__Material for the task__
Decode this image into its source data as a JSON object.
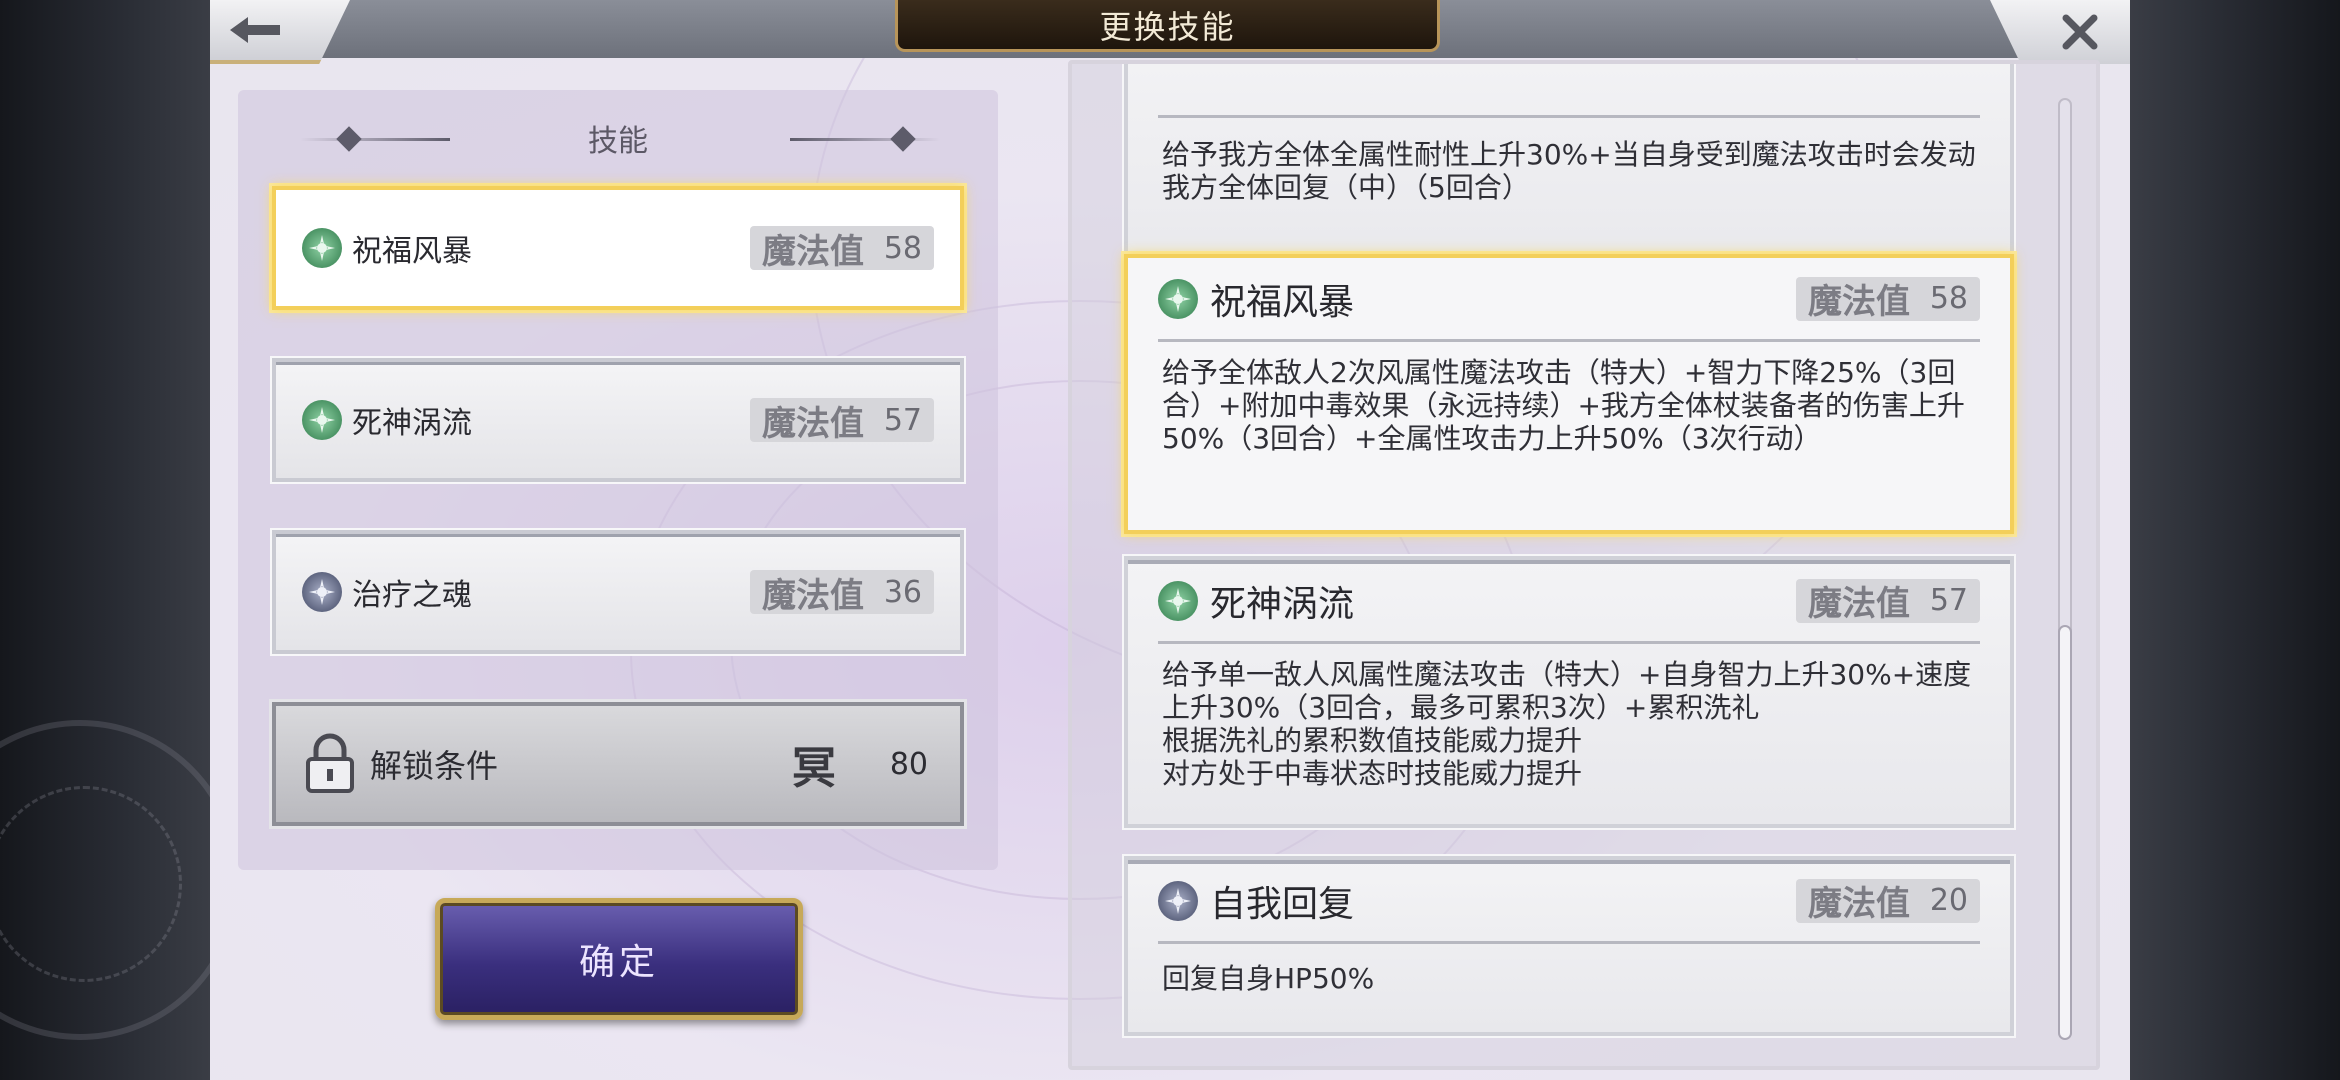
{
  "header": {
    "title": "更换技能"
  },
  "left": {
    "heading": "技能",
    "skills": [
      {
        "name": "祝福风暴",
        "mp_label": "魔法值",
        "mp": "58",
        "icon": "wind-icon"
      },
      {
        "name": "死神涡流",
        "mp_label": "魔法值",
        "mp": "57",
        "icon": "wind-icon"
      },
      {
        "name": "治疗之魂",
        "mp_label": "魔法值",
        "mp": "36",
        "icon": "holy-icon"
      }
    ],
    "lock": {
      "label": "解锁条件",
      "kanji": "冥",
      "value": "80"
    },
    "confirm": "确定"
  },
  "right": {
    "cards": [
      {
        "desc": "给予我方全体全属性耐性上升30%+当自身受到魔法攻击时会发动我方全体回复（中）（5回合）"
      },
      {
        "name": "祝福风暴",
        "mp_label": "魔法值",
        "mp": "58",
        "icon": "wind-icon",
        "desc": "给予全体敌人2次风属性魔法攻击（特大）+智力下降25%（3回合）+附加中毒效果（永远持续）+我方全体杖装备者的伤害上升50%（3回合）+全属性攻击力上升50%（3次行动）"
      },
      {
        "name": "死神涡流",
        "mp_label": "魔法值",
        "mp": "57",
        "icon": "wind-icon",
        "desc1": "给予单一敌人风属性魔法攻击（特大）+自身智力上升30%+速度上升30%（3回合，最多可累积3次）+累积洗礼",
        "desc2": "根据洗礼的累积数值技能威力提升",
        "desc3": "对方处于中毒状态时技能威力提升"
      },
      {
        "name": "自我回复",
        "mp_label": "魔法值",
        "mp": "20",
        "icon": "holy-icon",
        "desc": "回复自身HP50%"
      }
    ]
  },
  "colors": {
    "selected_border": "#f3cf5a",
    "confirm_bg": "#3a2f7e",
    "title_plate": "#1e150c"
  }
}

__Exercise requirements__
Output the entries above exactly, without their pictures.

__Complete answer__
Decode this image into its source data as a JSON object.
{
  "header": {
    "title": "更换技能"
  },
  "left": {
    "heading": "技能",
    "skills": [
      {
        "name": "祝福风暴",
        "mp_label": "魔法值",
        "mp": "58",
        "icon": "wind-icon"
      },
      {
        "name": "死神涡流",
        "mp_label": "魔法值",
        "mp": "57",
        "icon": "wind-icon"
      },
      {
        "name": "治疗之魂",
        "mp_label": "魔法值",
        "mp": "36",
        "icon": "holy-icon"
      }
    ],
    "lock": {
      "label": "解锁条件",
      "kanji": "冥",
      "value": "80"
    },
    "confirm": "确定"
  },
  "right": {
    "cards": [
      {
        "desc": "给予我方全体全属性耐性上升30%+当自身受到魔法攻击时会发动我方全体回复（中）（5回合）"
      },
      {
        "name": "祝福风暴",
        "mp_label": "魔法值",
        "mp": "58",
        "icon": "wind-icon",
        "desc": "给予全体敌人2次风属性魔法攻击（特大）+智力下降25%（3回合）+附加中毒效果（永远持续）+我方全体杖装备者的伤害上升50%（3回合）+全属性攻击力上升50%（3次行动）"
      },
      {
        "name": "死神涡流",
        "mp_label": "魔法值",
        "mp": "57",
        "icon": "wind-icon",
        "desc1": "给予单一敌人风属性魔法攻击（特大）+自身智力上升30%+速度上升30%（3回合，最多可累积3次）+累积洗礼",
        "desc2": "根据洗礼的累积数值技能威力提升",
        "desc3": "对方处于中毒状态时技能威力提升"
      },
      {
        "name": "自我回复",
        "mp_label": "魔法值",
        "mp": "20",
        "icon": "holy-icon",
        "desc": "回复自身HP50%"
      }
    ]
  },
  "colors": {
    "selected_border": "#f3cf5a",
    "confirm_bg": "#3a2f7e",
    "title_plate": "#1e150c"
  }
}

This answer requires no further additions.